* [Data provided]
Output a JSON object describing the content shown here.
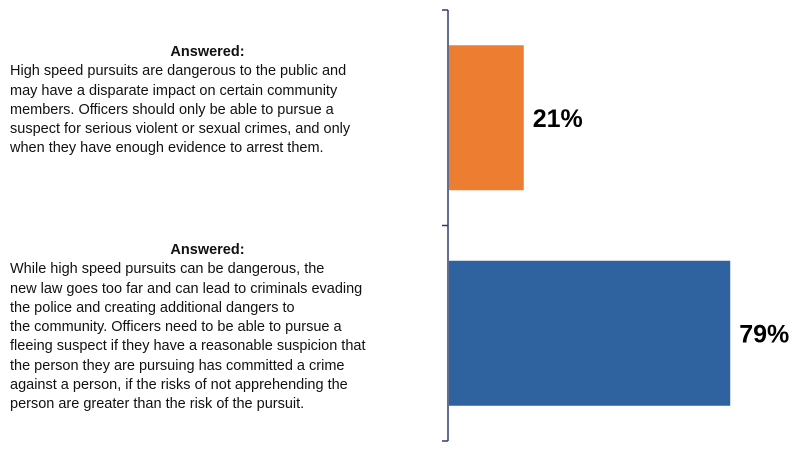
{
  "chart_data": {
    "type": "bar",
    "orientation": "horizontal",
    "categories": [
      {
        "heading": "Answered:",
        "lines": [
          "High speed pursuits are dangerous to the public and",
          "may have a disparate impact on certain community",
          "members. Officers should only be able to pursue a",
          "suspect for serious violent or sexual crimes, and only",
          "when they have enough evidence to arrest them."
        ]
      },
      {
        "heading": "Answered:",
        "lines": [
          "While high speed pursuits can be dangerous, the",
          "new law goes too far and can lead to criminals evading",
          "the police and creating additional dangers to",
          "the community. Officers need to be able to pursue a",
          "fleeing suspect if they have a reasonable suspicion that",
          "the person they are pursuing has committed a crime",
          "against a person, if the risks of not apprehending the",
          "person are greater than the risk of the pursuit."
        ]
      }
    ],
    "values": [
      21,
      79
    ],
    "data_labels": [
      "21%",
      "79%"
    ],
    "colors": [
      "#ED7D31",
      "#2E63A0"
    ],
    "axis_color": "#2F3D6B",
    "xlim": [
      0,
      100
    ],
    "legend": "none",
    "grid": false
  }
}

* [What the exercise asks] Omit the pictures and restate the rest of the records verbatim.

* [The solution]
Output a JSON object describing the content shown here.
{
  "chart_data": {
    "type": "bar",
    "orientation": "horizontal",
    "categories": [
      {
        "heading": "Answered:",
        "lines": [
          "High speed pursuits are dangerous to the public and",
          "may have a disparate impact on certain community",
          "members. Officers should only be able to pursue a",
          "suspect for serious violent or sexual crimes, and only",
          "when they have enough evidence to arrest them."
        ]
      },
      {
        "heading": "Answered:",
        "lines": [
          "While high speed pursuits can be dangerous, the",
          "new law goes too far and can lead to criminals evading",
          "the police and creating additional dangers to",
          "the community. Officers need to be able to pursue a",
          "fleeing suspect if they have a reasonable suspicion that",
          "the person they are pursuing has committed a crime",
          "against a person, if the risks of not apprehending the",
          "person are greater than the risk of the pursuit."
        ]
      }
    ],
    "values": [
      21,
      79
    ],
    "data_labels": [
      "21%",
      "79%"
    ],
    "colors": [
      "#ED7D31",
      "#2E63A0"
    ],
    "axis_color": "#2F3D6B",
    "xlim": [
      0,
      100
    ],
    "legend": "none",
    "grid": false
  }
}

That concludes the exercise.